## STORED DATA
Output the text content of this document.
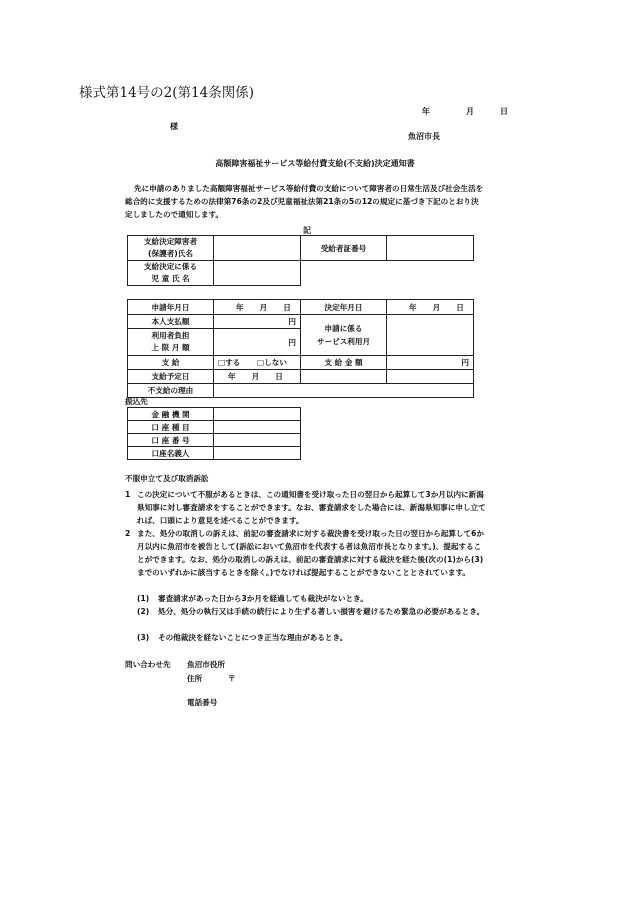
様式第14号の2(第14条関係)
年	月	日
様
魚沼市長
高額障害福祉サービス等給付費支給(不支給)決定通知書
先に申請のありました高額障害福祉サービス等給付費の支給について障害者の日常生活及び社会生活を総合的に支援するための法律第76条の2及び児童福祉法第21条の5の12の規定に基づき下記のとおり決定しましたので通知します。
記
支給決定障害者
(保護者)氏名		受給者証番号	

支給決定に係る
児 童 氏 名			

申請年月日	年 月 日	決定年月日	年 月 日
本人支払額	円	申請に係る
サービス利用月	

利用者負担
上 限 月 額	円		
支 給	□する □しない	支 給 金 額	円
支給予定日	年 月 日		
不支給の理由			
振込先
金 融 機 関	
口 座 種 目	
口 座 番 号	
口座名義人	
不服申立て及び取消訴訟
1 この決定について不服があるときは、この通知書を受け取った日の翌日から起算して3か月以内に新潟県知事に対し審査請求をすることができます。なお、審査請求をした場合には、新潟県知事に申し立てれば、口頭により意見を述べることができます。
2 また、処分の取消しの訴えは、前記の審査請求に対する裁決書を受け取った日の翌日から起算して6か月以内に魚沼市を被告として(訴訟において魚沼市を代表する者は魚沼市長となります。)、提起することができます。なお、処分の取消しの訴えは、前記の審査請求に対する裁決を経た後(次の(1)から(3)までのいずれかに該当するときを除く。)でなければ提起することができないこととされています。
(1)	審査請求があった日から3か月を経過しても裁決がないとき。
(2)	処分、処分の執行又は手続の続行により生ずる著しい損害を避けるため緊急の必要があるとき。
(3)	その他裁決を経ないことにつき正当な理由があるとき。
問い合わせ先 魚沼市役所
住所	〒
電話番号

## TASK OBJECTIVE
Make an exact copy of every entry above, minus the images.

## EXERCISE SOLUTION
Output the text content of this document.
様式第14号の2(第14条関係)
年	月	日
様
魚沼市長
高額障害福祉サービス等給付費支給(不支給)決定通知書
先に申請のありました高額障害福祉サービス等給付費の支給について障害者の日常生活及び社会生活を総合的に支援するための法律第76条の2及び児童福祉法第21条の5の12の規定に基づき下記のとおり決定しましたので通知します。
記
支給決定障害者
(保護者)氏名		受給者証番号	

支給決定に係る
児 童 氏 名			

申請年月日	年 月 日	決定年月日	年 月 日
本人支払額	円	申請に係る
サービス利用月	

利用者負担
上 限 月 額	円		
支 給	□する □しない	支 給 金 額	円
支給予定日	年 月 日		
不支給の理由			
振込先
金 融 機 関	
口 座 種 目	
口 座 番 号	
口座名義人	
不服申立て及び取消訴訟
1 この決定について不服があるときは、この通知書を受け取った日の翌日から起算して3か月以内に新潟県知事に対し審査請求をすることができます。なお、審査請求をした場合には、新潟県知事に申し立てれば、口頭により意見を述べることができます。
2 また、処分の取消しの訴えは、前記の審査請求に対する裁決書を受け取った日の翌日から起算して6か月以内に魚沼市を被告として(訴訟において魚沼市を代表する者は魚沼市長となります。)、提起することができます。なお、処分の取消しの訴えは、前記の審査請求に対する裁決を経た後(次の(1)から(3)までのいずれかに該当するときを除く。)でなければ提起することができないこととされています。
(1)	審査請求があった日から3か月を経過しても裁決がないとき。
(2)	処分、処分の執行又は手続の続行により生ずる著しい損害を避けるため緊急の必要があるとき。
(3)	その他裁決を経ないことにつき正当な理由があるとき。
問い合わせ先 魚沼市役所
住所	〒
電話番号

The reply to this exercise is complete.